-- GIVEN PROBLEM --
Report, as a bare number, how many lines contain the string "marker".
----- DATA TO PROCESS -----
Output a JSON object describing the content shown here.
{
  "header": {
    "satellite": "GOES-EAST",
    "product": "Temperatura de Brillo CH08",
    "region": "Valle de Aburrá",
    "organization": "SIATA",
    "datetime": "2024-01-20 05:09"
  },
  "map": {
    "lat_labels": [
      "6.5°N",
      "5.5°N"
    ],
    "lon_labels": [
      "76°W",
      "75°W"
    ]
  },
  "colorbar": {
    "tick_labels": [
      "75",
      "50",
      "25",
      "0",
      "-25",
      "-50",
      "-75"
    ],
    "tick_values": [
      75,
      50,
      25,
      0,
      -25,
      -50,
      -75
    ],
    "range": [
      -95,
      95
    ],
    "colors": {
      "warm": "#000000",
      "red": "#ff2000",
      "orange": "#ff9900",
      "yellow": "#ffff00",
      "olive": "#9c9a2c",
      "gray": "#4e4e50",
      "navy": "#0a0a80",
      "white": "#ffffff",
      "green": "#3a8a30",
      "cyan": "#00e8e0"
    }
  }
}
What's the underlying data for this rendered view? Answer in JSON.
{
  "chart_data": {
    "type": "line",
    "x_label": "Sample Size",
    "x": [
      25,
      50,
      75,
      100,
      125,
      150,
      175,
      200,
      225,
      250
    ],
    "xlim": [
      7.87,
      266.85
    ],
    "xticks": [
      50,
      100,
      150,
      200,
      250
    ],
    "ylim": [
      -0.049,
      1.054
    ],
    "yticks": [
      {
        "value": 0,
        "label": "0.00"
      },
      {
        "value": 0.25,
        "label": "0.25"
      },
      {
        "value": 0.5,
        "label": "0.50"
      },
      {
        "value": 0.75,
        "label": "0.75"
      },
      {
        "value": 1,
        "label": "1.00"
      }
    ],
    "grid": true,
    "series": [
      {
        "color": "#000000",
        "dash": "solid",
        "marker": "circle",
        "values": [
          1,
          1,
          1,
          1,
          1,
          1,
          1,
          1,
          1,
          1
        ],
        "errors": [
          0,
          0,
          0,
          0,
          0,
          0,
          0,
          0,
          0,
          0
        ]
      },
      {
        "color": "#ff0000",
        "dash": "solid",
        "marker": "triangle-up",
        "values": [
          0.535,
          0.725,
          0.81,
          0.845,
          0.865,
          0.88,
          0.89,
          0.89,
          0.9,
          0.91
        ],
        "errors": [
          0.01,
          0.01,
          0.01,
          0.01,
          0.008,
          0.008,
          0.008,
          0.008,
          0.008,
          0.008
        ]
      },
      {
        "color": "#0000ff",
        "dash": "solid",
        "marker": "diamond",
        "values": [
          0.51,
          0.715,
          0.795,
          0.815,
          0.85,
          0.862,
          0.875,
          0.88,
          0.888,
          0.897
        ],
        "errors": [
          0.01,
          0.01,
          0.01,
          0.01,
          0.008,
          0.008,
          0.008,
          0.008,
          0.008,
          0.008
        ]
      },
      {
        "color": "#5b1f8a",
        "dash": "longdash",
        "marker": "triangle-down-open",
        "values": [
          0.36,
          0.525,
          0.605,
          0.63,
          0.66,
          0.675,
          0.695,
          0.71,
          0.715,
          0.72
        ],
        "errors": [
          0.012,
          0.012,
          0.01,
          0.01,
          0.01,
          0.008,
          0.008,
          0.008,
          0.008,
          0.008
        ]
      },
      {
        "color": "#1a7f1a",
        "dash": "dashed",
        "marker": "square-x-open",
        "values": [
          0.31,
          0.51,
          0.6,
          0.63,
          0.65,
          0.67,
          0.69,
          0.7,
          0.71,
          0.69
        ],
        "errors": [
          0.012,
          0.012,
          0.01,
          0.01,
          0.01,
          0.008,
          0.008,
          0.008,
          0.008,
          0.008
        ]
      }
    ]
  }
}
-----
-- OUTPUT --
5